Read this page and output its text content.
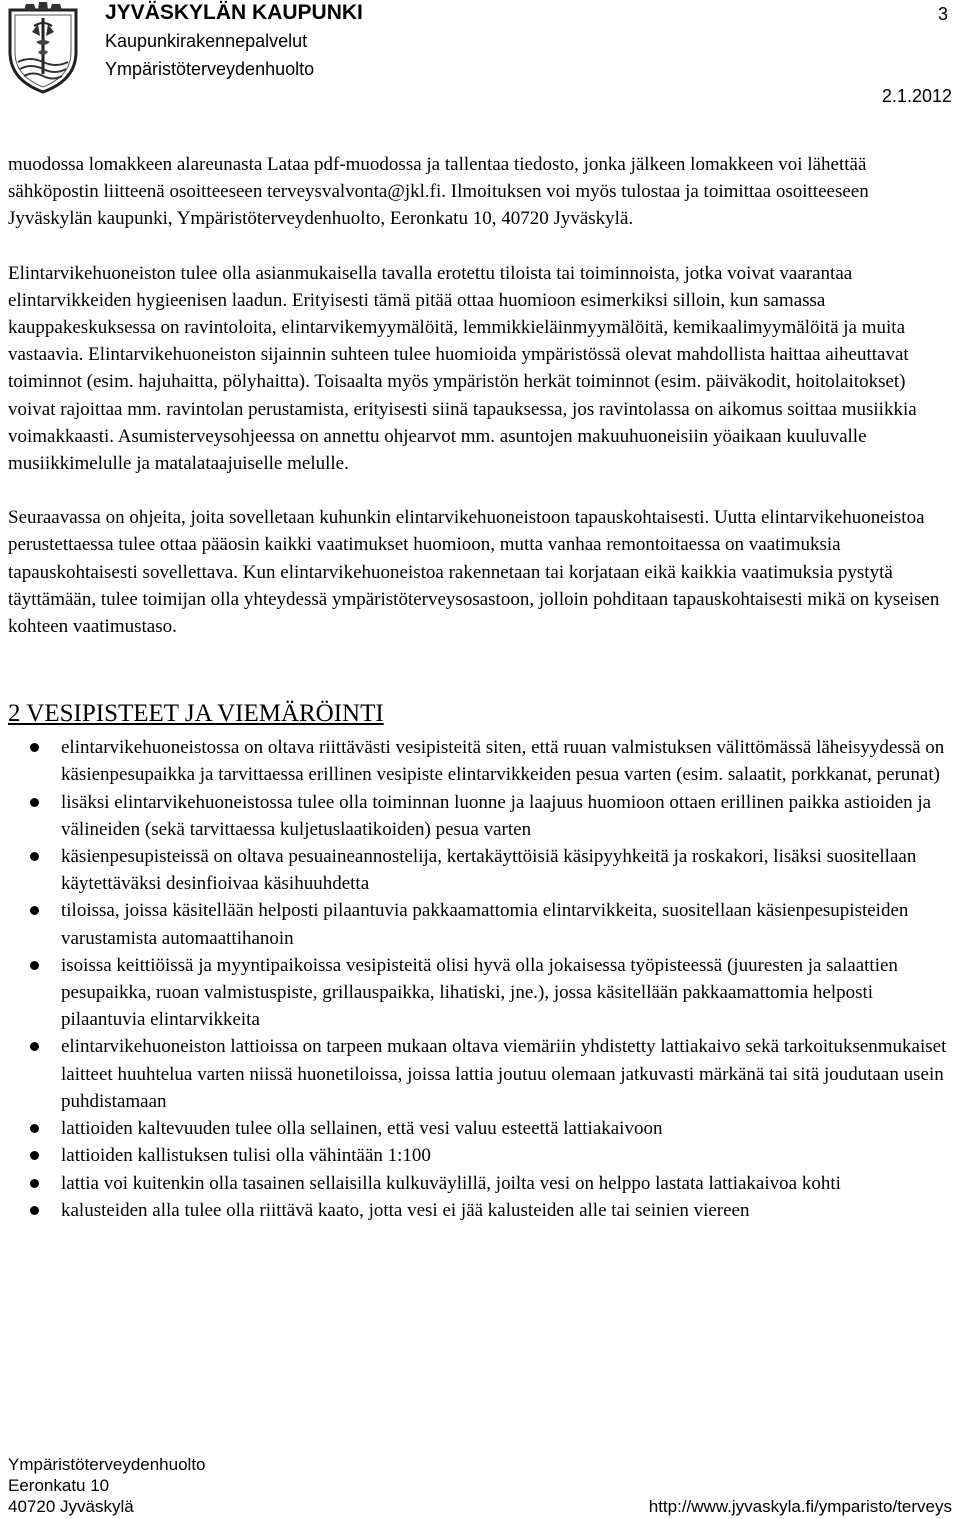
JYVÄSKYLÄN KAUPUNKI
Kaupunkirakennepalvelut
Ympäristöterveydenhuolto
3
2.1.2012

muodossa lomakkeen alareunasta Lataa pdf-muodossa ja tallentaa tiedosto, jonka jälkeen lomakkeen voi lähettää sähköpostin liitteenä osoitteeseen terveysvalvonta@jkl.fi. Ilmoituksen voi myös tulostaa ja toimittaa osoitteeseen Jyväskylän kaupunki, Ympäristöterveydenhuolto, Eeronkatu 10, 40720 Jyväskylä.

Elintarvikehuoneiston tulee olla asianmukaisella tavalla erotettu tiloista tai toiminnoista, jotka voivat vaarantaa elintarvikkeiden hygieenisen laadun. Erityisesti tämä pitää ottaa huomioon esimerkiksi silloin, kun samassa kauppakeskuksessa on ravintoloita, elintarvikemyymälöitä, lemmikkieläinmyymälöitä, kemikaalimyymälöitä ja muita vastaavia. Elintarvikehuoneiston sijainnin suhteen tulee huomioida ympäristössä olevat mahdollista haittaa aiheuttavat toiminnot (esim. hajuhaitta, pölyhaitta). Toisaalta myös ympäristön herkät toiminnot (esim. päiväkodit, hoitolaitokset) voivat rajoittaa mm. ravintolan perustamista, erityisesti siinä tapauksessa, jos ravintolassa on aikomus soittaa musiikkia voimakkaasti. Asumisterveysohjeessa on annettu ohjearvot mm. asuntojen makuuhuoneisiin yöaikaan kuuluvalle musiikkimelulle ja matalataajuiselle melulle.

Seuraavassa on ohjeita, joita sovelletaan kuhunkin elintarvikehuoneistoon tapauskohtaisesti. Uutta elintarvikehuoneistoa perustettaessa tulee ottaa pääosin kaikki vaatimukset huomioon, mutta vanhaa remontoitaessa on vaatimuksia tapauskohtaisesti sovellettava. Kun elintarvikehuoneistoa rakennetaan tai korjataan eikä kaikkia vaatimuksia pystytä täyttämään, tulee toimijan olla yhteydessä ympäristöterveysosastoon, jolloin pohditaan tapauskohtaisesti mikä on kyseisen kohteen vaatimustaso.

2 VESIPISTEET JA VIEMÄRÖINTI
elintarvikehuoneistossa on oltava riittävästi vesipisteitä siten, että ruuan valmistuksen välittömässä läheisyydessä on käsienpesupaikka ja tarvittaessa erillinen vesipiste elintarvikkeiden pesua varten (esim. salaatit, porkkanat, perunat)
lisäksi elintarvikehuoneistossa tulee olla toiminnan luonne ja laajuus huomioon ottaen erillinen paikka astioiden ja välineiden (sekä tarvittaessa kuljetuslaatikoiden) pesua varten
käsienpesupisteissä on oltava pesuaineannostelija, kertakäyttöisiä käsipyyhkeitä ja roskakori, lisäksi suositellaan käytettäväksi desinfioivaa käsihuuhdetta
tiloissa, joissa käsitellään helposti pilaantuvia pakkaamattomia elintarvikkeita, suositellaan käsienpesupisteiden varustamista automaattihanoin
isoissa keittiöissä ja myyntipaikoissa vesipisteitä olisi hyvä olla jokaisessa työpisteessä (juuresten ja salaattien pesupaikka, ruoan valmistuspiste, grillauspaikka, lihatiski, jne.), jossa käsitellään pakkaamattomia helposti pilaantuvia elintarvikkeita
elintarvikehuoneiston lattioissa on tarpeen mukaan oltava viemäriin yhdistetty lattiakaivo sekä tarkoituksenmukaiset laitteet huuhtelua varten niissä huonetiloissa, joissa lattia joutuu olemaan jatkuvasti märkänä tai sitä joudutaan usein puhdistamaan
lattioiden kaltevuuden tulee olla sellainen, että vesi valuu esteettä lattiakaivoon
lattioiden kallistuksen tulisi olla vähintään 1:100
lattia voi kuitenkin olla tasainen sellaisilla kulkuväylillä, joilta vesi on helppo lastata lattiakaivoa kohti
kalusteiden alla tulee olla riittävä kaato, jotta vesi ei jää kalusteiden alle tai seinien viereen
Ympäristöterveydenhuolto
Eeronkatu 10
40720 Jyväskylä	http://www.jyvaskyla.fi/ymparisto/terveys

★ ★ ★ ★ ★

- WRITTEN EXERCISE: Find every line in the records above that holds the word "pakkaamattomia", and copy each one.

- ANSWER FOR THE TASK:
tiloissa, joissa käsitellään helposti pilaantuvia pakkaamattomia elintarvikkeita, suositellaan käsienpesupisteiden varustamista automaattihanoin
isoissa keittiöissä ja myyntipaikoissa vesipisteitä olisi hyvä olla jokaisessa työpisteessä (juuresten ja salaattien pesupaikka, ruoan valmistuspiste, grillauspaikka, lihatiski, jne.), jossa käsitellään pakkaamattomia helposti pilaantuvia elintarvikkeita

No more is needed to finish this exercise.